Task objective ▸ Go through the entries below and collect each line with the string "order" in it.

The data ▸
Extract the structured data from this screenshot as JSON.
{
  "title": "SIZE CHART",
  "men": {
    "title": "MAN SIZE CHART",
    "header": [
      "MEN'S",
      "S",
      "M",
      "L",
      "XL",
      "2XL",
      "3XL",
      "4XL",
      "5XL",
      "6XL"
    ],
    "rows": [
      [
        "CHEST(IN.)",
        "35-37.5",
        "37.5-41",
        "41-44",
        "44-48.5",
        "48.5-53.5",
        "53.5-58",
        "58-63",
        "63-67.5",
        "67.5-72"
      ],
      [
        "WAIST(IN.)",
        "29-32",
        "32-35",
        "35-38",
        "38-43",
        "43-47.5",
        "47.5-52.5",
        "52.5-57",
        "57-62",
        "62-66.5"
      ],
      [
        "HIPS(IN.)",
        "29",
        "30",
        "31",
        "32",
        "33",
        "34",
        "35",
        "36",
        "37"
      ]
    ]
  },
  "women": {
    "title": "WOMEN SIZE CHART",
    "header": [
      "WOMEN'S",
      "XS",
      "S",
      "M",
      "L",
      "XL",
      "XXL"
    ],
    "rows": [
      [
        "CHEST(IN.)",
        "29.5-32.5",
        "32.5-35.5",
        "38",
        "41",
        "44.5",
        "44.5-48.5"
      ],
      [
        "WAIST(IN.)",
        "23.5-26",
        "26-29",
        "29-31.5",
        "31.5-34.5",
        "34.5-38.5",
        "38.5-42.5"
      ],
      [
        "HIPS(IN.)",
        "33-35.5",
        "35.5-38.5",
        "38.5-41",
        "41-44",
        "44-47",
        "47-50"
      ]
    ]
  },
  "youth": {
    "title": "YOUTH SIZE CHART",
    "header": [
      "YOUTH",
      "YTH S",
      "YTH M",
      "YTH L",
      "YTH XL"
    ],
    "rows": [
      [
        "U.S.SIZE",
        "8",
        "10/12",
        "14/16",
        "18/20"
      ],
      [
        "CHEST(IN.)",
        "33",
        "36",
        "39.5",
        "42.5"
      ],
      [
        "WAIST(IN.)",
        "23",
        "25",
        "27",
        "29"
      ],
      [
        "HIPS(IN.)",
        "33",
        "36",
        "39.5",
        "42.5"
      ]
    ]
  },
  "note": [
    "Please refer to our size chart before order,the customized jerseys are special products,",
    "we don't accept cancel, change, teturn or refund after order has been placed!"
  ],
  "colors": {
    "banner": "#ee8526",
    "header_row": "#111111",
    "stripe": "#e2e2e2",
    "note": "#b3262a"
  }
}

Full response ▸
    "Please refer to our size chart before order,the customized jerseys are special products,",
    "we don't accept cancel, change, teturn or refund after order has been placed!"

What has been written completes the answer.